_Set exercise_
Copy every line of the entries that includes the word "AREA".

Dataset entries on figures
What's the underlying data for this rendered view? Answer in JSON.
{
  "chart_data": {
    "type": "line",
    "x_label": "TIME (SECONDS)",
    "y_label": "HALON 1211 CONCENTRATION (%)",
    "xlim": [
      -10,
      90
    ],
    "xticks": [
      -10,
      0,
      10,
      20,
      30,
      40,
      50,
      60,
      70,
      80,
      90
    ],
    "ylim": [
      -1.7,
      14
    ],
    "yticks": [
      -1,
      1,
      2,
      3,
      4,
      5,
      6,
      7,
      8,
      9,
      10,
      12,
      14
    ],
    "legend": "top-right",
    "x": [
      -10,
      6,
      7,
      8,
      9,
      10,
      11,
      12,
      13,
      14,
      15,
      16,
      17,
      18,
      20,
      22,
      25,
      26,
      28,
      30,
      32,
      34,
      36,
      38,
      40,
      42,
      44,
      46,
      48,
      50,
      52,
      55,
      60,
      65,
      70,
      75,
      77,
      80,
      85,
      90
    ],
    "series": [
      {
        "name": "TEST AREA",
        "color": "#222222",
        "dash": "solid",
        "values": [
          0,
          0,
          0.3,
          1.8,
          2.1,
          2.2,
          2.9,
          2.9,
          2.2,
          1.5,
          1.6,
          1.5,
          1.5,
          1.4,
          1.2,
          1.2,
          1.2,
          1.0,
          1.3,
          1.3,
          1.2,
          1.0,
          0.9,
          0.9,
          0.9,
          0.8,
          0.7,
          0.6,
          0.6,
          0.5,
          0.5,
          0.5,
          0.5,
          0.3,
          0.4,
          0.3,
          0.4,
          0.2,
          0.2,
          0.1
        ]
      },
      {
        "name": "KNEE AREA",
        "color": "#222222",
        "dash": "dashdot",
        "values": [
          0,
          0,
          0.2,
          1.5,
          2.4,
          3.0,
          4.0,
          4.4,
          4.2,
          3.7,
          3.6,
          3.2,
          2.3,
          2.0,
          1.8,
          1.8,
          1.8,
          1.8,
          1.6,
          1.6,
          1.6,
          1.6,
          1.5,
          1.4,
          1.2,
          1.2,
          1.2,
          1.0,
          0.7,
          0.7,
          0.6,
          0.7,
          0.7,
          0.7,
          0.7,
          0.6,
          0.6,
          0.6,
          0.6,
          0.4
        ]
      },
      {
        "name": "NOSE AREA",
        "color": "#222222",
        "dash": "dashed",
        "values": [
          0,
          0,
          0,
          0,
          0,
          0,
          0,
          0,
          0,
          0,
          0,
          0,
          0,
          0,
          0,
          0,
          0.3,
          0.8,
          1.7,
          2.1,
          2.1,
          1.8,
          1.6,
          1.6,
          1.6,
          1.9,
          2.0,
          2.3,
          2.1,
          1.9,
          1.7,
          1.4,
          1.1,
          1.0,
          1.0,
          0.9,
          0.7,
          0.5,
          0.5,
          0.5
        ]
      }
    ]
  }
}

_Solution to this problem_
        "name": "TEST AREA",
        "name": "KNEE AREA",
        "name": "NOSE AREA",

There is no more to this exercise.